Determine the count of lines holding the string "their". Return only the number.

Saved data entries:
-- START --

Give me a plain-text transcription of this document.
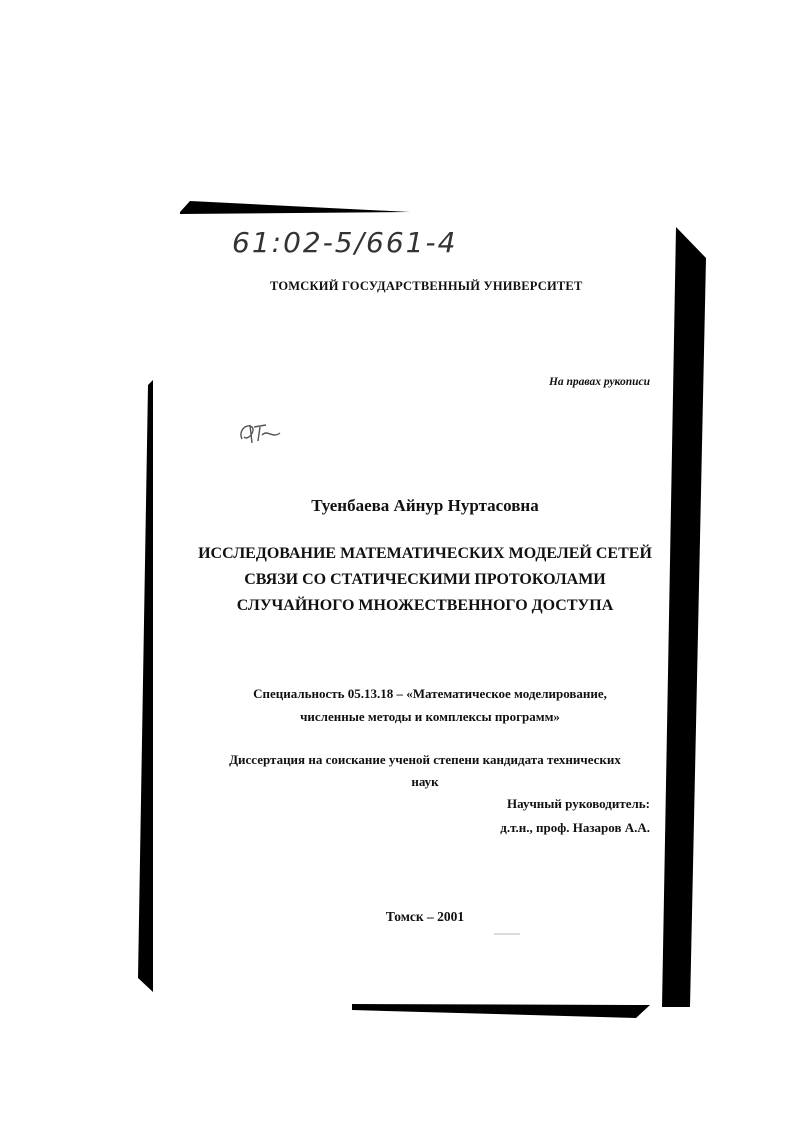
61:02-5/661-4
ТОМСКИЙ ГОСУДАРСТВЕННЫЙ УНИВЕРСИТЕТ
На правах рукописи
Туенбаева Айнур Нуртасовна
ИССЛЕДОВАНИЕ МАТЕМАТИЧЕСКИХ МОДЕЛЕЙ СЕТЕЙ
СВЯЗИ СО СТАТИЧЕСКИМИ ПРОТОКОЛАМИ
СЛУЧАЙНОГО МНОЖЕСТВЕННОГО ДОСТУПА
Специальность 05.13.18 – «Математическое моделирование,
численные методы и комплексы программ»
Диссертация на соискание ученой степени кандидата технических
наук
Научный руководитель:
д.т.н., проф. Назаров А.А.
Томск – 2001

-- END --
-- START --

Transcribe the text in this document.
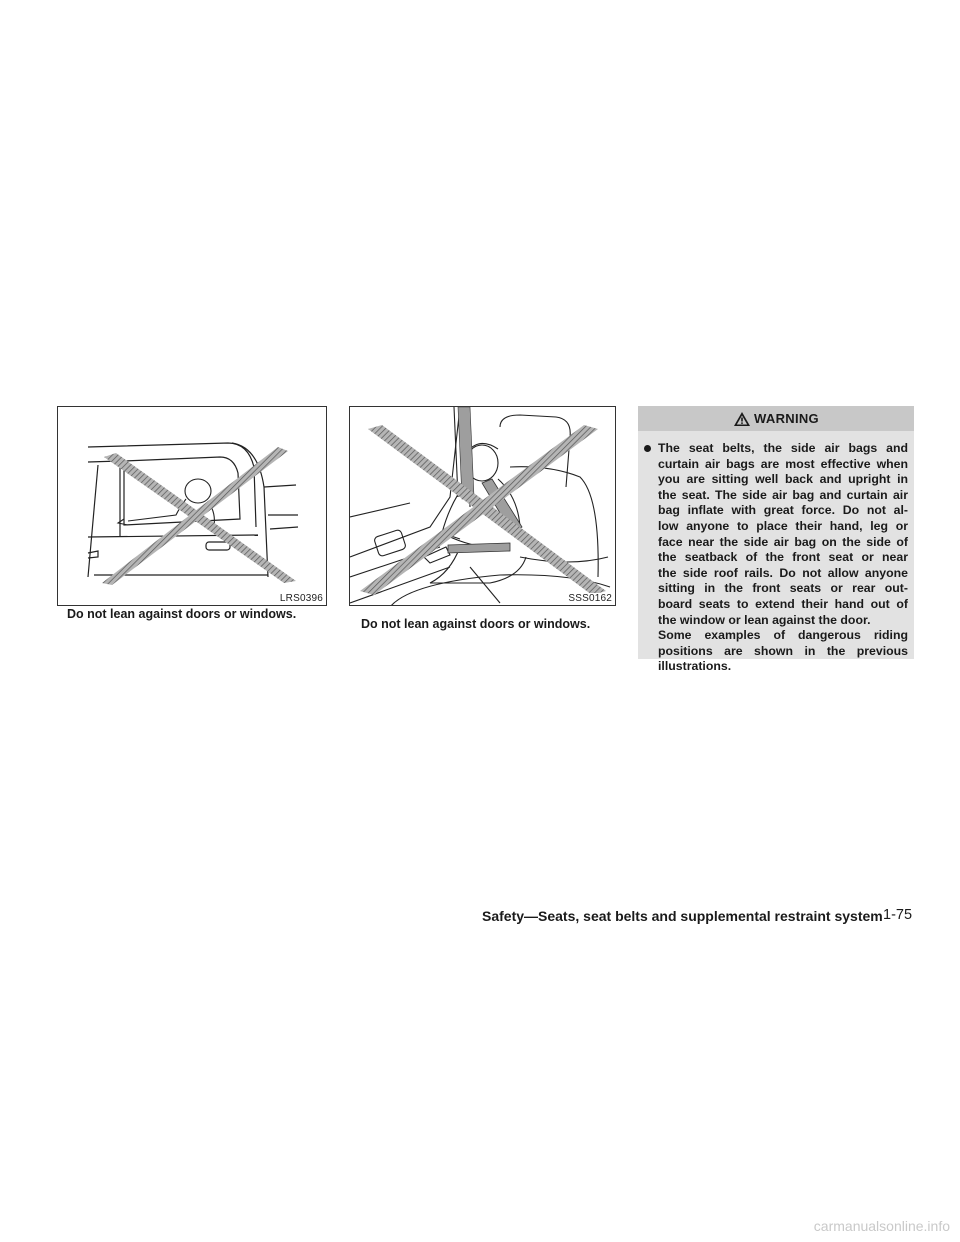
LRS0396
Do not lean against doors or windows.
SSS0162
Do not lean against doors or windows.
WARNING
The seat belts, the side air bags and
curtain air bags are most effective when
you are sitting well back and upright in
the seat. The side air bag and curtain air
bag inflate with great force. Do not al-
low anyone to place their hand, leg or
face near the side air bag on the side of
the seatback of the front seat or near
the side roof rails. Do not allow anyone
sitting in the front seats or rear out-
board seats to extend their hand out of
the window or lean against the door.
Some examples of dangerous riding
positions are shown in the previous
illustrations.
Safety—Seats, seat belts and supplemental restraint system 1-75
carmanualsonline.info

-- END --

WORKED SOLUTION:
2